Data records
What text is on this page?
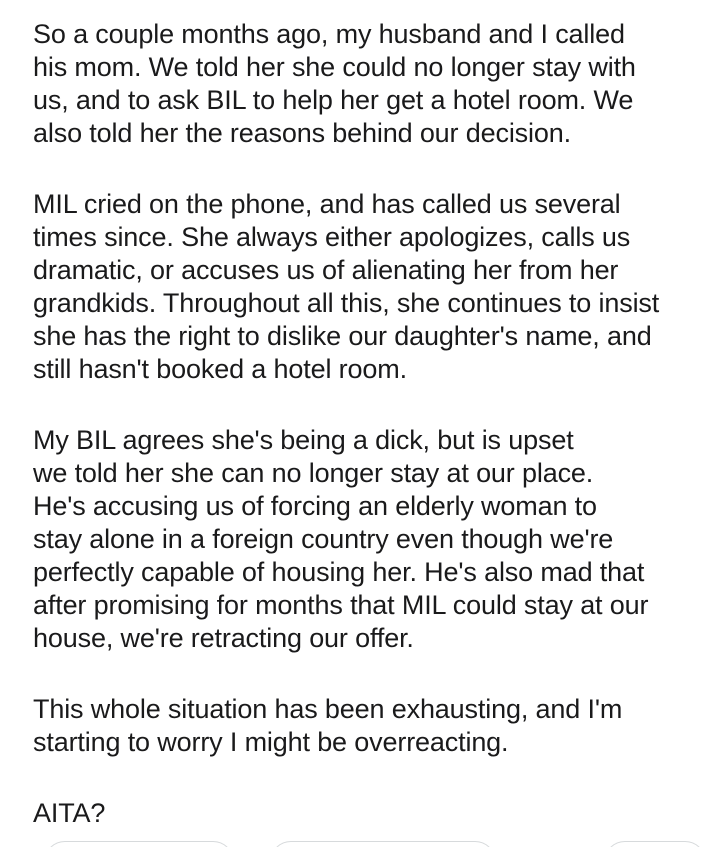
So a couple months ago, my husband and I called
his mom. We told her she could no longer stay with
us, and to ask BIL to help her get a hotel room. We
also told her the reasons behind our decision.

MIL cried on the phone, and has called us several
times since. She always either apologizes, calls us
dramatic, or accuses us of alienating her from her
grandkids. Throughout all this, she continues to insist
she has the right to dislike our daughter's name, and
still hasn't booked a hotel room.

My BIL agrees she's being a dick, but is upset
we told her she can no longer stay at our place.
He's accusing us of forcing an elderly woman to
stay alone in a foreign country even though we're
perfectly capable of housing her. He's also mad that
after promising for months that MIL could stay at our
house, we're retracting our offer.

This whole situation has been exhausting, and I'm
starting to worry I might be overreacting.

AITA?
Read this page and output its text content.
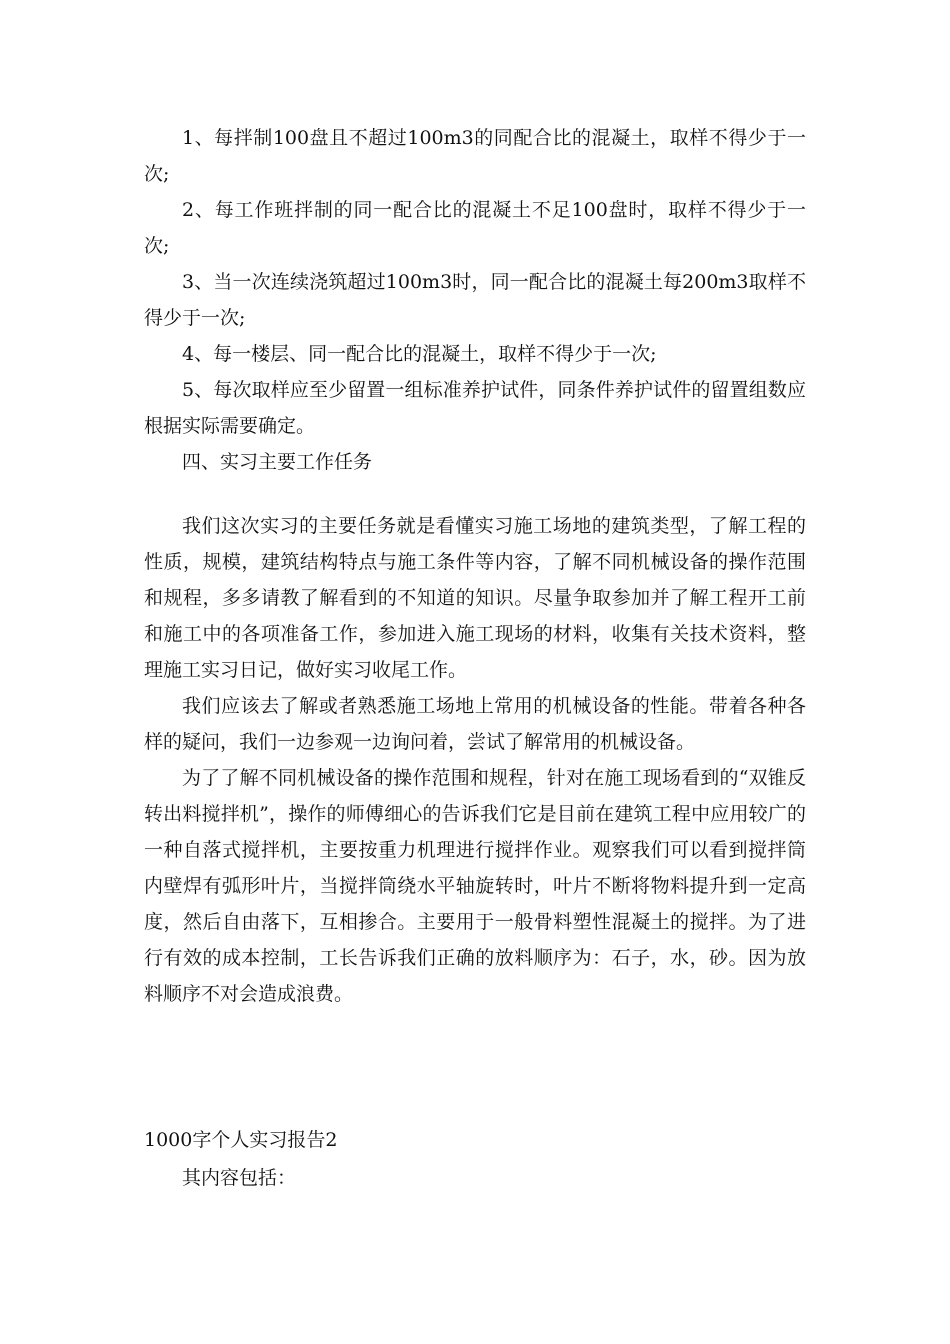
1、每拌制100盘且不超过100m3的同配合比的混凝土，取样不得少于一次;

2、每工作班拌制的同一配合比的混凝土不足100盘时，取样不得少于一次;

3、当一次连续浇筑超过100m3时，同一配合比的混凝土每200m3取样不得少于一次;

4、每一楼层、同一配合比的混凝土，取样不得少于一次;

5、每次取样应至少留置一组标准养护试件，同条件养护试件的留置组数应根据实际需要确定。

四、实习主要工作任务

我们这次实习的主要任务就是看懂实习施工场地的建筑类型，了解工程的性质，规模，建筑结构特点与施工条件等内容，了解不同机械设备的操作范围和规程，多多请教了解看到的不知道的知识。尽量争取参加并了解工程开工前和施工中的各项准备工作，参加进入施工现场的材料，收集有关技术资料，整理施工实习日记，做好实习收尾工作。

我们应该去了解或者熟悉施工场地上常用的机械设备的性能。带着各种各样的疑问，我们一边参观一边询问着，尝试了解常用的机械设备。

为了了解不同机械设备的操作范围和规程，针对在施工现场看到的“双锥反转出料搅拌机”，操作的师傅细心的告诉我们它是目前在建筑工程中应用较广的一种自落式搅拌机，主要按重力机理进行搅拌作业。观察我们可以看到搅拌筒内壁焊有弧形叶片，当搅拌筒绕水平轴旋转时，叶片不断将物料提升到一定高度，然后自由落下，互相掺合。主要用于一般骨料塑性混凝土的搅拌。为了进行有效的成本控制，工长告诉我们正确的放料顺序为：石子，水，砂。因为放料顺序不对会造成浪费。

1000字个人实习报告2

其内容包括：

__SET EXERCISE__.
Repeat the entries exactly. Pictures are excluded from the copy.

__SOLUTION__.
What text is on this page?
So a couple months ago, my husband and I called
his mom. We told her she could no longer stay with
us, and to ask BIL to help her get a hotel room. We
also told her the reasons behind our decision.

MIL cried on the phone, and has called us several
times since. She always either apologizes, calls us
dramatic, or accuses us of alienating her from her
grandkids. Throughout all this, she continues to insist
she has the right to dislike our daughter's name, and
still hasn't booked a hotel room.

My BIL agrees she's being a dick, but is upset
we told her she can no longer stay at our place.
He's accusing us of forcing an elderly woman to
stay alone in a foreign country even though we're
perfectly capable of housing her. He's also mad that
after promising for months that MIL could stay at our
house, we're retracting our offer.

This whole situation has been exhausting, and I'm
starting to worry I might be overreacting.

AITA?
Read this page and output its text content.
1、每拌制100盘且不超过100m3的同配合比的混凝土，取样不得少于一次;

2、每工作班拌制的同一配合比的混凝土不足100盘时，取样不得少于一次;

3、当一次连续浇筑超过100m3时，同一配合比的混凝土每200m3取样不得少于一次;

4、每一楼层、同一配合比的混凝土，取样不得少于一次;

5、每次取样应至少留置一组标准养护试件，同条件养护试件的留置组数应根据实际需要确定。

四、实习主要工作任务

我们这次实习的主要任务就是看懂实习施工场地的建筑类型，了解工程的性质，规模，建筑结构特点与施工条件等内容，了解不同机械设备的操作范围和规程，多多请教了解看到的不知道的知识。尽量争取参加并了解工程开工前和施工中的各项准备工作，参加进入施工现场的材料，收集有关技术资料，整理施工实习日记，做好实习收尾工作。

我们应该去了解或者熟悉施工场地上常用的机械设备的性能。带着各种各样的疑问，我们一边参观一边询问着，尝试了解常用的机械设备。

为了了解不同机械设备的操作范围和规程，针对在施工现场看到的“双锥反转出料搅拌机”，操作的师傅细心的告诉我们它是目前在建筑工程中应用较广的一种自落式搅拌机，主要按重力机理进行搅拌作业。观察我们可以看到搅拌筒内壁焊有弧形叶片，当搅拌筒绕水平轴旋转时，叶片不断将物料提升到一定高度，然后自由落下，互相掺合。主要用于一般骨料塑性混凝土的搅拌。为了进行有效的成本控制，工长告诉我们正确的放料顺序为：石子，水，砂。因为放料顺序不对会造成浪费。

1000字个人实习报告2

其内容包括：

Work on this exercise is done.